START

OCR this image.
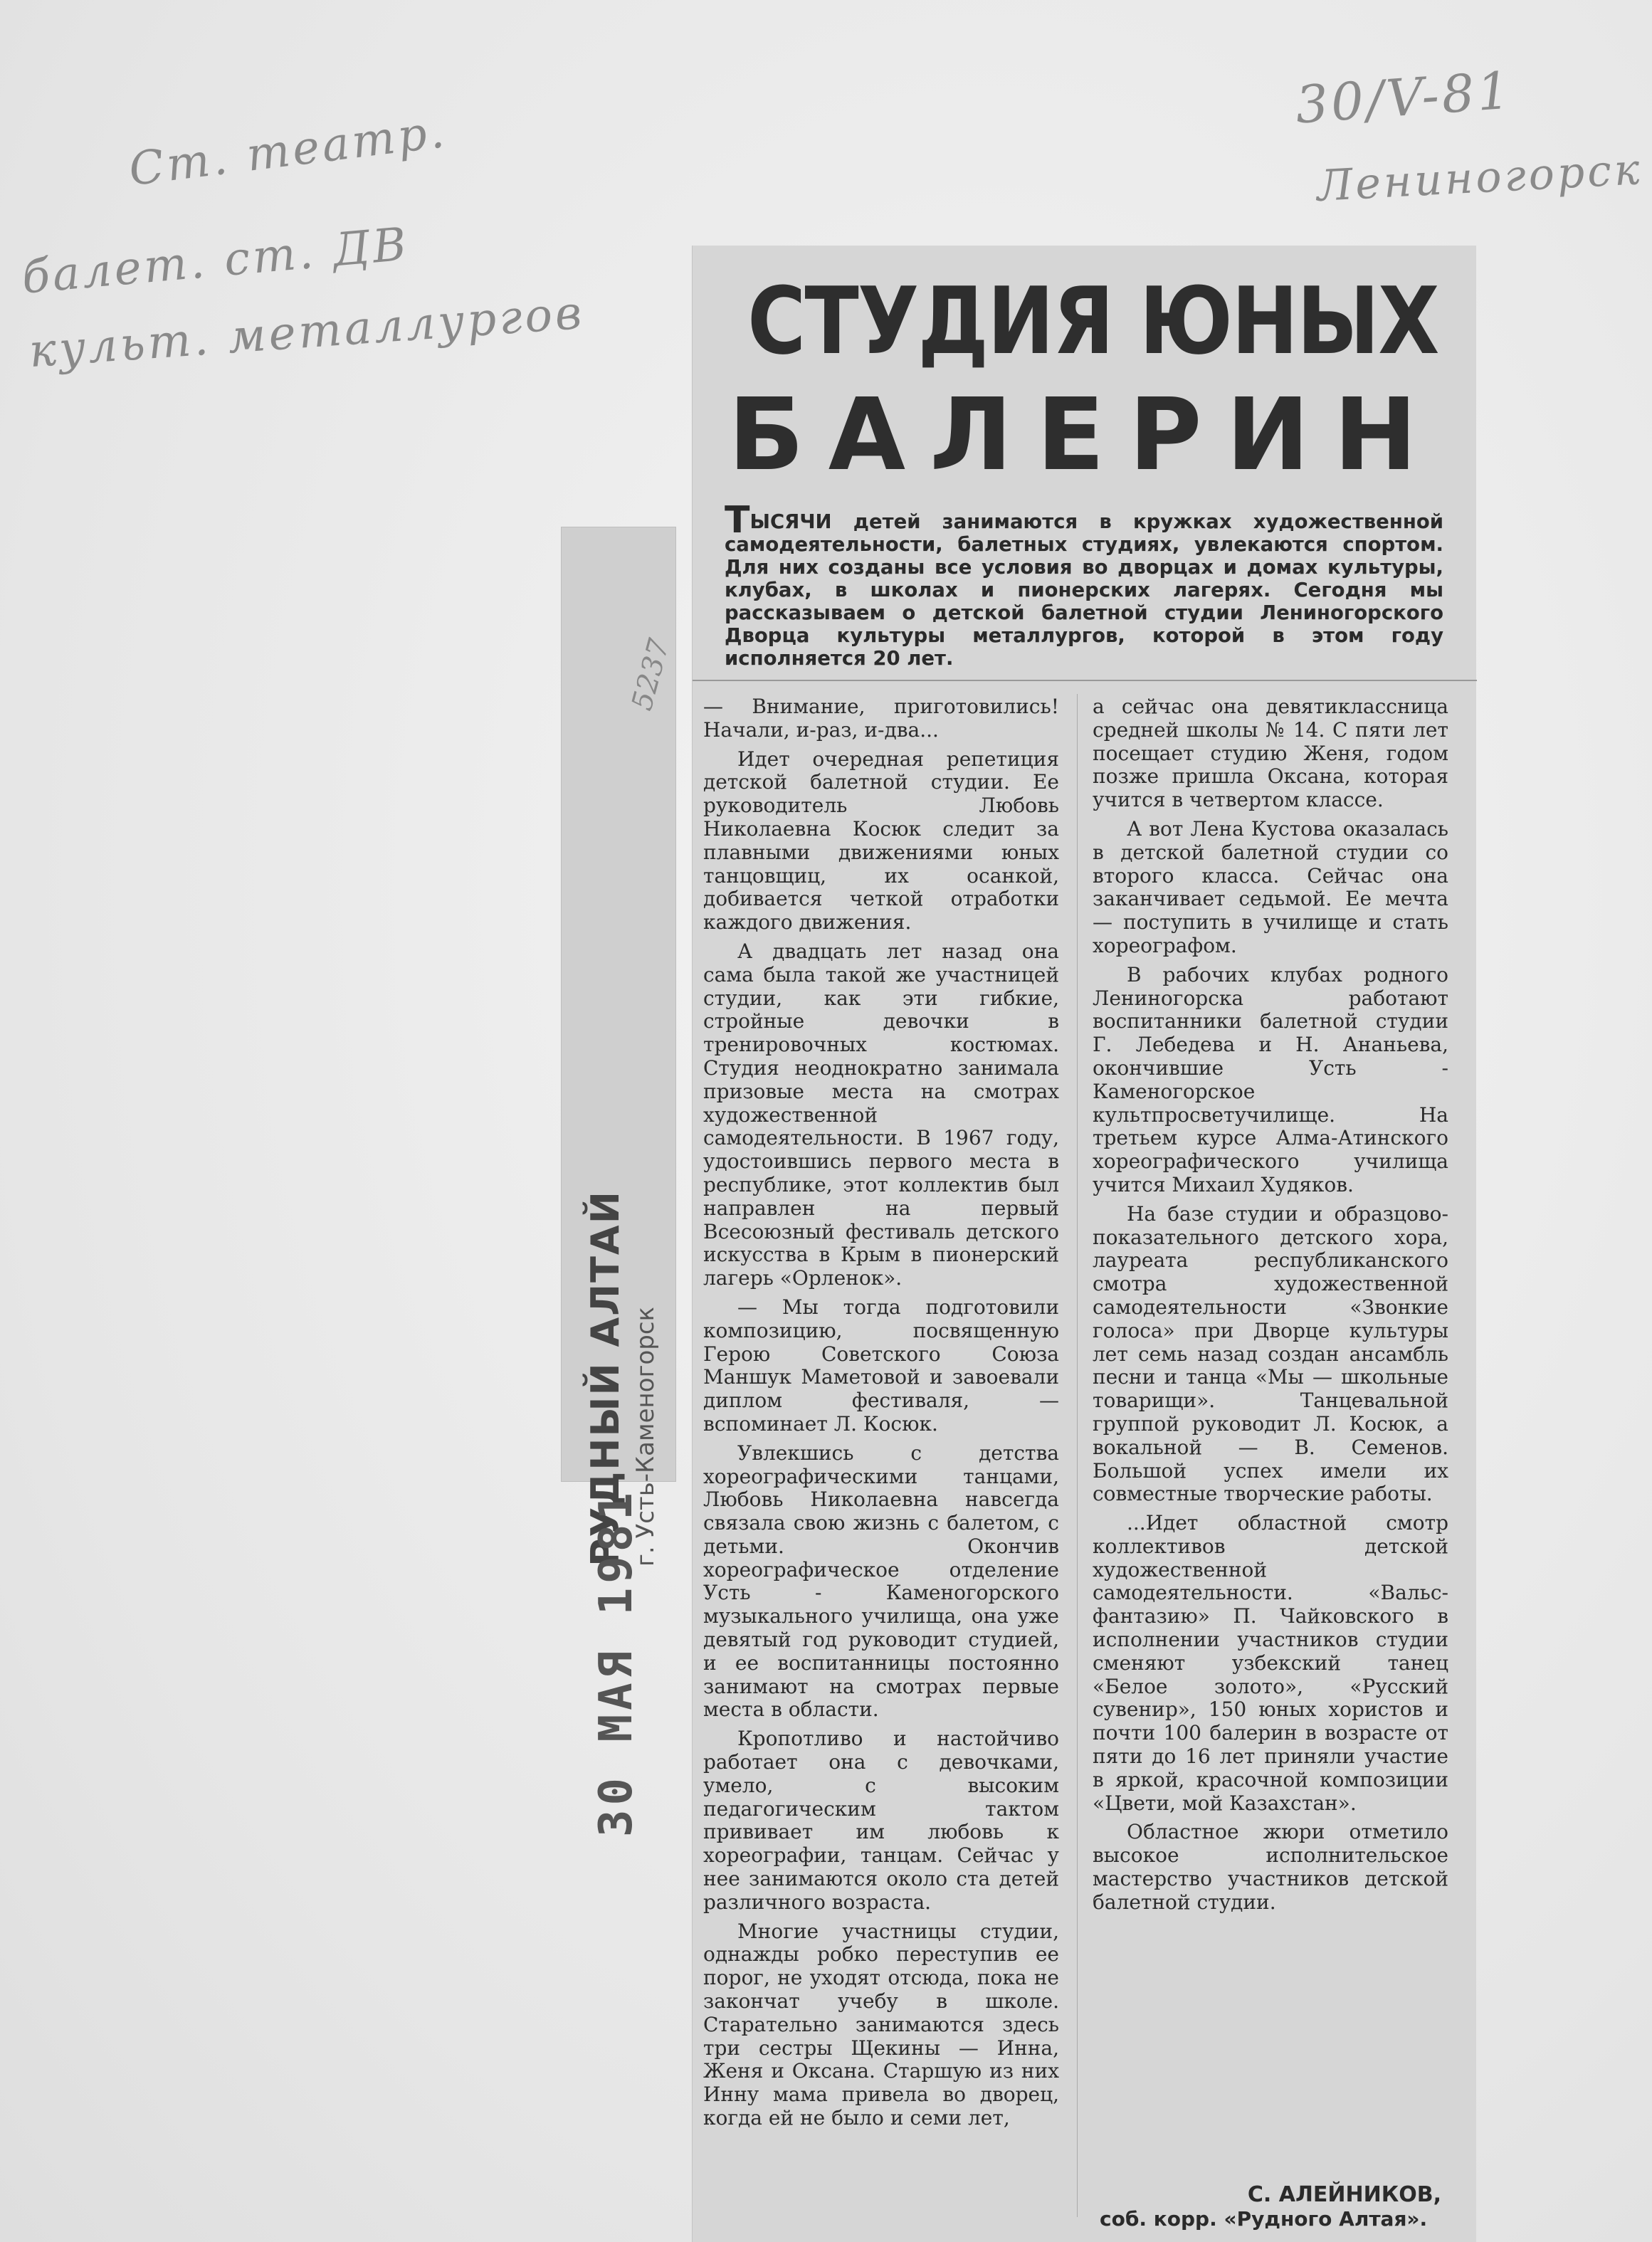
Ст. театр.
балет. ст. ДВ
культ. металлургов
30/V-81
Лениногорск
5237
РУДНЫЙ АЛТАЙ г. Усть-Каменогорск
30 МАЯ 1981
СТУДИЯ ЮНЫХ
БАЛЕРИН
ТЫСЯЧИ детей занимаются в кружках художественной самодеятельности, балетных студиях, увлекаются спортом. Для них созданы все условия во дворцах и домах культуры, клубах, в школах и пионерских лагерях. Сегодня мы рассказываем о детской балетной студии Лениногорского Дворца культуры металлургов, которой в этом году исполняется 20 лет.

— Внимание, приготовились! Начали, и-раз, и-два...

Идет очередная репетиция детской балетной студии. Ее руководитель Любовь Николаевна Косюк следит за плавными движениями юных танцовщиц, их осанкой, добивается четкой отработки каждого движения.

А двадцать лет назад она сама была такой же участницей студии, как эти гибкие, стройные девочки в тренировочных костюмах. Студия неоднократно занимала призовые места на смотрах художественной самодеятельности. В 1967 году, удостоившись первого места в республике, этот коллектив был направлен на первый Всесоюзный фестиваль детского искусства в Крым в пионерский лагерь «Орленок».

— Мы тогда подготовили композицию, посвященную Герою Советского Союза Маншук Маметовой и завоевали диплом фестиваля, — вспоминает Л. Косюк.

Увлекшись с детства хореографическими танцами, Любовь Николаевна навсегда связала свою жизнь с балетом, с детьми. Окончив хореографическое отделение Усть - Каменогорского музыкального училища, она уже девятый год руководит студией, и ее воспитанницы постоянно занимают на смотрах первые места в области.

Кропотливо и настойчиво работает она с девочками, умело, с высоким педагогическим тактом прививает им любовь к хореографии, танцам. Сейчас у нее занимаются около ста детей различного возраста.

Многие участницы студии, однажды робко переступив ее порог, не уходят отсюда, пока не закончат учебу в школе. Старательно занимаются здесь три сестры Щекины — Инна, Женя и Оксана. Старшую из них Инну мама привела во дворец, когда ей не было и семи лет,

а сейчас она девятиклассница средней школы № 14. С пяти лет посещает студию Женя, годом позже пришла Оксана, которая учится в четвертом классе.

А вот Лена Кустова оказалась в детской балетной студии со второго класса. Сейчас она заканчивает седьмой. Ее мечта — поступить в училище и стать хореографом.

В рабочих клубах родного Лениногорска работают воспитанники балетной студии Г. Лебедева и Н. Ананьева, окончившие Усть - Каменогорское культпросветучилище. На третьем курсе Алма-Атинского хореографического училища учится Михаил Худяков.

На базе студии и образцово-показательного детского хора, лауреата республиканского смотра художественной самодеятельности «Звонкие голоса» при Дворце культуры лет семь назад создан ансамбль песни и танца «Мы — школьные товарищи». Танцевальной группой руководит Л. Косюк, а вокальной — В. Семенов. Большой успех имели их совместные творческие работы.

...Идет областной смотр коллективов детской художественной самодеятельности. «Вальс-фантазию» П. Чайковского в исполнении участников студии сменяют узбекский танец «Белое золото», «Русский сувенир», 150 юных хористов и почти 100 балерин в возрасте от пяти до 16 лет приняли участие в яркой, красочной композиции «Цвети, мой Казахстан».

Областное жюри отметило высокое исполнительское мастерство участников детской балетной студии.

С. АЛЕЙНИКОВ,
соб. корр. «Рудного Алтая».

END

- [What is needed]
Omit the pictures, then quote the rest of the material above exactly.

- [Task solution]
OCR this image.
Ст. театр.
балет. ст. ДВ
культ. металлургов
30/V-81
Лениногорск
5237
РУДНЫЙ АЛТАЙ г. Усть-Каменогорск
30 МАЯ 1981
СТУДИЯ ЮНЫХ
БАЛЕРИН
ТЫСЯЧИ детей занимаются в кружках художественной самодеятельности, балетных студиях, увлекаются спортом. Для них созданы все условия во дворцах и домах культуры, клубах, в школах и пионерских лагерях. Сегодня мы рассказываем о детской балетной студии Лениногорского Дворца культуры металлургов, которой в этом году исполняется 20 лет.

— Внимание, приготовились! Начали, и-раз, и-два...

Идет очередная репетиция детской балетной студии. Ее руководитель Любовь Николаевна Косюк следит за плавными движениями юных танцовщиц, их осанкой, добивается четкой отработки каждого движения.

А двадцать лет назад она сама была такой же участницей студии, как эти гибкие, стройные девочки в тренировочных костюмах. Студия неоднократно занимала призовые места на смотрах художественной самодеятельности. В 1967 году, удостоившись первого места в республике, этот коллектив был направлен на первый Всесоюзный фестиваль детского искусства в Крым в пионерский лагерь «Орленок».

— Мы тогда подготовили композицию, посвященную Герою Советского Союза Маншук Маметовой и завоевали диплом фестиваля, — вспоминает Л. Косюк.

Увлекшись с детства хореографическими танцами, Любовь Николаевна навсегда связала свою жизнь с балетом, с детьми. Окончив хореографическое отделение Усть - Каменогорского музыкального училища, она уже девятый год руководит студией, и ее воспитанницы постоянно занимают на смотрах первые места в области.

Кропотливо и настойчиво работает она с девочками, умело, с высоким педагогическим тактом прививает им любовь к хореографии, танцам. Сейчас у нее занимаются около ста детей различного возраста.

Многие участницы студии, однажды робко переступив ее порог, не уходят отсюда, пока не закончат учебу в школе. Старательно занимаются здесь три сестры Щекины — Инна, Женя и Оксана. Старшую из них Инну мама привела во дворец, когда ей не было и семи лет,

а сейчас она девятиклассница средней школы № 14. С пяти лет посещает студию Женя, годом позже пришла Оксана, которая учится в четвертом классе.

А вот Лена Кустова оказалась в детской балетной студии со второго класса. Сейчас она заканчивает седьмой. Ее мечта — поступить в училище и стать хореографом.

В рабочих клубах родного Лениногорска работают воспитанники балетной студии Г. Лебедева и Н. Ананьева, окончившие Усть - Каменогорское культпросветучилище. На третьем курсе Алма-Атинского хореографического училища учится Михаил Худяков.

На базе студии и образцово-показательного детского хора, лауреата республиканского смотра художественной самодеятельности «Звонкие голоса» при Дворце культуры лет семь назад создан ансамбль песни и танца «Мы — школьные товарищи». Танцевальной группой руководит Л. Косюк, а вокальной — В. Семенов. Большой успех имели их совместные творческие работы.

...Идет областной смотр коллективов детской художественной самодеятельности. «Вальс-фантазию» П. Чайковского в исполнении участников студии сменяют узбекский танец «Белое золото», «Русский сувенир», 150 юных хористов и почти 100 балерин в возрасте от пяти до 16 лет приняли участие в яркой, красочной композиции «Цвети, мой Казахстан».

Областное жюри отметило высокое исполнительское мастерство участников детской балетной студии.

С. АЛЕЙНИКОВ,
соб. корр. «Рудного Алтая».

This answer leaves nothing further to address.